**Problem requirements**
Show every line where "البيع" occurs.

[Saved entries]
------------------------------------
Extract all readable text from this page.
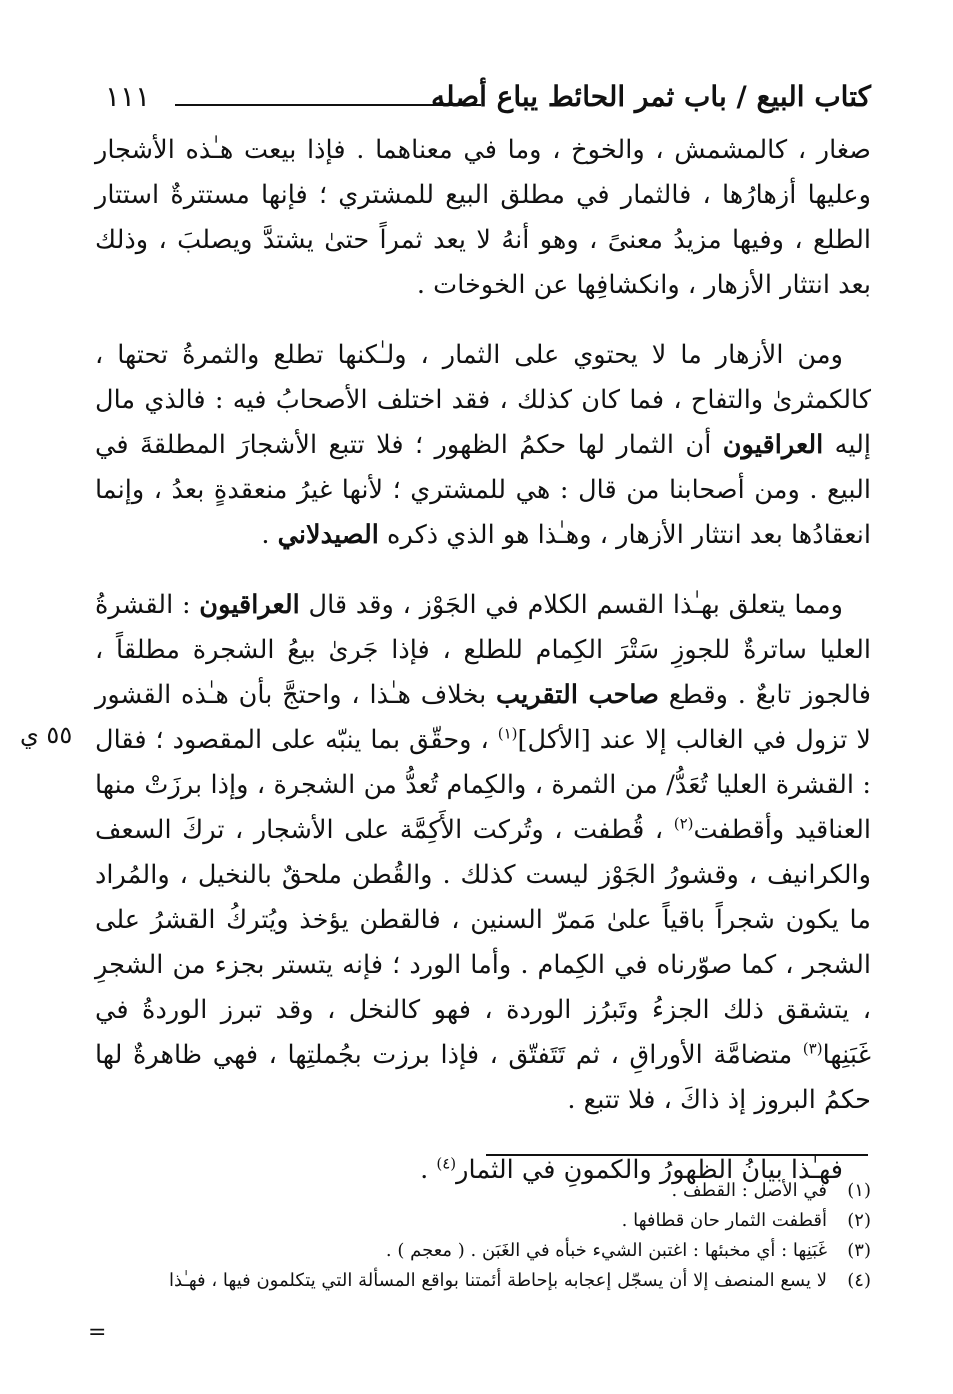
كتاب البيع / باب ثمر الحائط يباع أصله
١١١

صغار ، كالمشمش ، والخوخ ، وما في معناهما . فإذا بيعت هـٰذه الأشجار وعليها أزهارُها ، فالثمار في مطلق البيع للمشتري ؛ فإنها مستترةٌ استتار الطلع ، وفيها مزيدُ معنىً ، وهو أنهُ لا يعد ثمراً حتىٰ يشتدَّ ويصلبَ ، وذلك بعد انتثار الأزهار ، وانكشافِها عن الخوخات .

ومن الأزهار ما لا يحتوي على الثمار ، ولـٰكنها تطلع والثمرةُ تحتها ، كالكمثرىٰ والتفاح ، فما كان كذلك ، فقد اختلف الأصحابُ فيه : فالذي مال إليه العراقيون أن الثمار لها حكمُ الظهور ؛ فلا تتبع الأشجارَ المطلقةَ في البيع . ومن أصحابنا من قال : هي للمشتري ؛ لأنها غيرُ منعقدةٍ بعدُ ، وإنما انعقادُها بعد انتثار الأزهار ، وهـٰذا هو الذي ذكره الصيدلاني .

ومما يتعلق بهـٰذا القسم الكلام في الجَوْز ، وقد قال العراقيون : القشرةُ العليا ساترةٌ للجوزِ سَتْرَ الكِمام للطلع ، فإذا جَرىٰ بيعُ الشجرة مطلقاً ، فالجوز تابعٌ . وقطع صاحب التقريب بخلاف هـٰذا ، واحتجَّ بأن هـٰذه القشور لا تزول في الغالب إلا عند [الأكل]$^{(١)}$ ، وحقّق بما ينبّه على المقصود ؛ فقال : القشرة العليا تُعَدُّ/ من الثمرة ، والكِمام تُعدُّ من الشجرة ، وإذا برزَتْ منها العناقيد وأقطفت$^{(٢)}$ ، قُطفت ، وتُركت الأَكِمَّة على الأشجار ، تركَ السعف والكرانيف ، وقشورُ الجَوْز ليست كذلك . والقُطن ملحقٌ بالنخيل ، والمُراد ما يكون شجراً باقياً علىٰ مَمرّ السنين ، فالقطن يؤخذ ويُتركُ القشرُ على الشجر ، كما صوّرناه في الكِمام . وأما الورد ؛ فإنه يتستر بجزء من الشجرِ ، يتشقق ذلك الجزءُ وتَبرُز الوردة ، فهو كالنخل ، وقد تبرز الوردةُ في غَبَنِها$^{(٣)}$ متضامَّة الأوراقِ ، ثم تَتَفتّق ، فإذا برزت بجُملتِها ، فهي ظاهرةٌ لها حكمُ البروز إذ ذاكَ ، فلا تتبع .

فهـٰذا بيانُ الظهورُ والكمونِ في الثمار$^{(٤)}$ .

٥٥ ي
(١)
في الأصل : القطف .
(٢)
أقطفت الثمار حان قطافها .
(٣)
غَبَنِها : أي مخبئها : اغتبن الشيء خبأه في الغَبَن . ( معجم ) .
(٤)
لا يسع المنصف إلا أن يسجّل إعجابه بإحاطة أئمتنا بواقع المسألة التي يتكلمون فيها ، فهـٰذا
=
------------------------------------
**Expected answer**
كتاب البيع / باب ثمر الحائط يباع أصله
صغار ، كالمشمش ، والخوخ ، وما في معناهما . فإذا بيعت هـٰذه الأشجار وعليها أزهارُها ، فالثمار في مطلق البيع للمشتري ؛ فإنها مستترةٌ استتار الطلع ، وفيها مزيدُ معنىً ، وهو أنهُ لا يعد ثمراً حتىٰ يشتدَّ ويصلبَ ، وذلك بعد انتثار الأزهار ، وانكشافِها عن الخوخات .
ومن الأزهار ما لا يحتوي على الثمار ، ولـٰكنها تطلع والثمرةُ تحتها ، كالكمثرىٰ والتفاح ، فما كان كذلك ، فقد اختلف الأصحابُ فيه : فالذي مال إليه العراقيون أن الثمار لها حكمُ الظهور ؛ فلا تتبع الأشجارَ المطلقةَ في البيع . ومن أصحابنا من قال : هي للمشتري ؛ لأنها غيرُ منعقدةٍ بعدُ ، وإنما انعقادُها بعد انتثار الأزهار ، وهـٰذا هو الذي ذكره الصيدلاني .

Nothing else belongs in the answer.